Determine how many lines include the string "staat". Output that number only.

▸ Data extract:
===

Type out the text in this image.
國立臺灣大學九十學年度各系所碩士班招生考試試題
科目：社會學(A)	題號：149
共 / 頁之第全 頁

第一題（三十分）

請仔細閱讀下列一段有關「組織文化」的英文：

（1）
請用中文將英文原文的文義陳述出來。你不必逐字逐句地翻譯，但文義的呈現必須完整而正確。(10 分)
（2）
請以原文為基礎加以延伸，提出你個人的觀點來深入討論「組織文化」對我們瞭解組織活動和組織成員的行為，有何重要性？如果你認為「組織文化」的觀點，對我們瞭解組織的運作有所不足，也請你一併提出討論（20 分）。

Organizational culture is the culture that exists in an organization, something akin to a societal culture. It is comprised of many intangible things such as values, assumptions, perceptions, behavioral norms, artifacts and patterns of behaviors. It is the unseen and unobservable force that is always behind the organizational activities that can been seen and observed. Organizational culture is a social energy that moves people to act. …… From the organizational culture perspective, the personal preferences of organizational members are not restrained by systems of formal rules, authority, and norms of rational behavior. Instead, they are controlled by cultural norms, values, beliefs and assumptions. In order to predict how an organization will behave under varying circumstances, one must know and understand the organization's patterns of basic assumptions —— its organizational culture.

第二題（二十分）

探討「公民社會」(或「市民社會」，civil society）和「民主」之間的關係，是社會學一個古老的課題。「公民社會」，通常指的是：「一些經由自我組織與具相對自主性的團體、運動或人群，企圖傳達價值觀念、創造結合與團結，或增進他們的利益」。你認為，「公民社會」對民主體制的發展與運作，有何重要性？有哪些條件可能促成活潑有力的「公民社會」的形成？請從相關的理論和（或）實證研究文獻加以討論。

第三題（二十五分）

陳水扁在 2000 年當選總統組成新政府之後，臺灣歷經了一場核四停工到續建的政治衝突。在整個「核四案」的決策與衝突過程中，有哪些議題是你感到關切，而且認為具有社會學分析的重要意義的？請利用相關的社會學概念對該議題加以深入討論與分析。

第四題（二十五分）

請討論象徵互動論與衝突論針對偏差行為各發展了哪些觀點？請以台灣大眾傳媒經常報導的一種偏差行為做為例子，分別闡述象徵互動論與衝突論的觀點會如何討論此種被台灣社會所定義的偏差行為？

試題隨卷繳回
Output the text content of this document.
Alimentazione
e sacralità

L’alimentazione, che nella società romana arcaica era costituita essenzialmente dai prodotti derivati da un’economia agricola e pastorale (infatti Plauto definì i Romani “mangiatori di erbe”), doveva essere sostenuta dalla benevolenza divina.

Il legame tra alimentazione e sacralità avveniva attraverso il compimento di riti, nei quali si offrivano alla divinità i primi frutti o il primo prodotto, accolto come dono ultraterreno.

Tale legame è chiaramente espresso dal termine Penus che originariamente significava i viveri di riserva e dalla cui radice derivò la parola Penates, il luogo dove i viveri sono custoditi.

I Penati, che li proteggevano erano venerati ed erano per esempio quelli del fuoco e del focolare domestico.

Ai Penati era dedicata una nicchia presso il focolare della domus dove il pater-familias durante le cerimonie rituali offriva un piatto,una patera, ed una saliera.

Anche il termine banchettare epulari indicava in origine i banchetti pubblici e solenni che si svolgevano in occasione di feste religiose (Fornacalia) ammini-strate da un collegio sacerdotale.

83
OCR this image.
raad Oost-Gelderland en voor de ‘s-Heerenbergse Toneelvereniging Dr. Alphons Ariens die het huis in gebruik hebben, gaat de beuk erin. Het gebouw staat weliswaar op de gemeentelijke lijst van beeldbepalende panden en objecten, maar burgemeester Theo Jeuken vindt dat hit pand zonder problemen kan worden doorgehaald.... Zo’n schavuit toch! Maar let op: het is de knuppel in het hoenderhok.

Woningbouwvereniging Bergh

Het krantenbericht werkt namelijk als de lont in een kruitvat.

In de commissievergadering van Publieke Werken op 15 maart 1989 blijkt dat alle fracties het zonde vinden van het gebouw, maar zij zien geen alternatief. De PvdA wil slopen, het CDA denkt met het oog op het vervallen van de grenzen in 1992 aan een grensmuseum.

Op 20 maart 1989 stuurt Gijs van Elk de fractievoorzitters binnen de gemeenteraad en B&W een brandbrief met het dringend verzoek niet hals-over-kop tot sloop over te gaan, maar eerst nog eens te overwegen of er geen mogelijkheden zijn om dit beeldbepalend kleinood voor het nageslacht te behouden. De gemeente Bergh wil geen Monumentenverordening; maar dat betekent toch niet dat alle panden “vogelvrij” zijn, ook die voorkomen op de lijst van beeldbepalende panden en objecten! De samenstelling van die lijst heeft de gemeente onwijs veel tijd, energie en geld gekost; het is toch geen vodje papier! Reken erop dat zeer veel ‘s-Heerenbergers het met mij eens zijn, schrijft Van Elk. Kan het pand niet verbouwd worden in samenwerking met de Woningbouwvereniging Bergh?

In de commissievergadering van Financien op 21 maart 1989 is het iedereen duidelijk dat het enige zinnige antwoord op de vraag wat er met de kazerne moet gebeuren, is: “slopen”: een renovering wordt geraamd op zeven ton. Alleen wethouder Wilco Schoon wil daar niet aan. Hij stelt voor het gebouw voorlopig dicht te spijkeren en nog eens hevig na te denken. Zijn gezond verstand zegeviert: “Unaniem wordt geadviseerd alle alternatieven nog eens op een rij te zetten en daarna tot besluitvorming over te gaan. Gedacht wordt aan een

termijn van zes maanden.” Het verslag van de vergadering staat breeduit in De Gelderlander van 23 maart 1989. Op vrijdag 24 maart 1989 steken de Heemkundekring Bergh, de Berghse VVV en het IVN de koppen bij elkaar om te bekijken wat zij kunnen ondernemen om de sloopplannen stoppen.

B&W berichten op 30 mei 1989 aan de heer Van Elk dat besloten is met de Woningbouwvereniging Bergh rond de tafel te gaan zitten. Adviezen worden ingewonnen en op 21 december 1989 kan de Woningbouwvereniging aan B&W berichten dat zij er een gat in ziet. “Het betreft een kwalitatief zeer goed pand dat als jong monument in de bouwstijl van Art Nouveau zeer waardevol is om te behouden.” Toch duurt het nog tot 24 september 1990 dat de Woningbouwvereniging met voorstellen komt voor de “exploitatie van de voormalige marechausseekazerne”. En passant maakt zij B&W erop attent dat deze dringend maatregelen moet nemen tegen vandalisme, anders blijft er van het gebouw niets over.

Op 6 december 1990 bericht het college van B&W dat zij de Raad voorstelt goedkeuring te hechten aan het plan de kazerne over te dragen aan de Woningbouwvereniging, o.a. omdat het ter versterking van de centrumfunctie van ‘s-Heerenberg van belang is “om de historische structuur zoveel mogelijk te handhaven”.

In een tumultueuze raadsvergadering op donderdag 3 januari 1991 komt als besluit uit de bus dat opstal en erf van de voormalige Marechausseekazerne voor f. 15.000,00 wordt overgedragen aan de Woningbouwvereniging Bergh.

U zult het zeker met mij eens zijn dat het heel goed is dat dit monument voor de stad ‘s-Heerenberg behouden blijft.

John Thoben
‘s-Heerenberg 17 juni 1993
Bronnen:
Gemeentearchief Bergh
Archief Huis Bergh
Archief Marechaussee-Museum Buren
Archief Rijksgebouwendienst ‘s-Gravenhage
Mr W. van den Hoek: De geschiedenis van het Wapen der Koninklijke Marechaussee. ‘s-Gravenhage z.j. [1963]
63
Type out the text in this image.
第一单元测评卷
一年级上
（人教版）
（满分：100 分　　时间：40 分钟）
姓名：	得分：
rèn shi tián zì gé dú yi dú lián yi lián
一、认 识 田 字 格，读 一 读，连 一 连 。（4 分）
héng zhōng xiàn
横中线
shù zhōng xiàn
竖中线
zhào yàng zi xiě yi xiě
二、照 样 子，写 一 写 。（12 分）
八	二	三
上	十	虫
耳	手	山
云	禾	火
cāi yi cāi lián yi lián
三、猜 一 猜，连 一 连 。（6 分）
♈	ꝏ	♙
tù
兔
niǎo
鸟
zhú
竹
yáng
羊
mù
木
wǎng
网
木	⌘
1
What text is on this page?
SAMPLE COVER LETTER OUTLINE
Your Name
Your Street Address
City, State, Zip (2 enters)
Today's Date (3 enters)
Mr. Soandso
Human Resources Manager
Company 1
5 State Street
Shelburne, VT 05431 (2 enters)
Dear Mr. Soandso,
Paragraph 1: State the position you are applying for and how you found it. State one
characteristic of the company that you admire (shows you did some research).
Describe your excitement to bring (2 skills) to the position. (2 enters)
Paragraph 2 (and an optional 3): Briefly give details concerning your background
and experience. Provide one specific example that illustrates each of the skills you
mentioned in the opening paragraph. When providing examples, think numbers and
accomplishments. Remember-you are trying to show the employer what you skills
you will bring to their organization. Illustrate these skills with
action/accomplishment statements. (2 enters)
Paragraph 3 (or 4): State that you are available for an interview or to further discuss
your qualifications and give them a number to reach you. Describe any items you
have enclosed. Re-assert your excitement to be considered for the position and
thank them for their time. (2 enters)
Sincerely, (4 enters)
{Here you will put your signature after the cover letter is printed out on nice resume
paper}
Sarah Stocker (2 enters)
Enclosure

===

▸ Task output:
2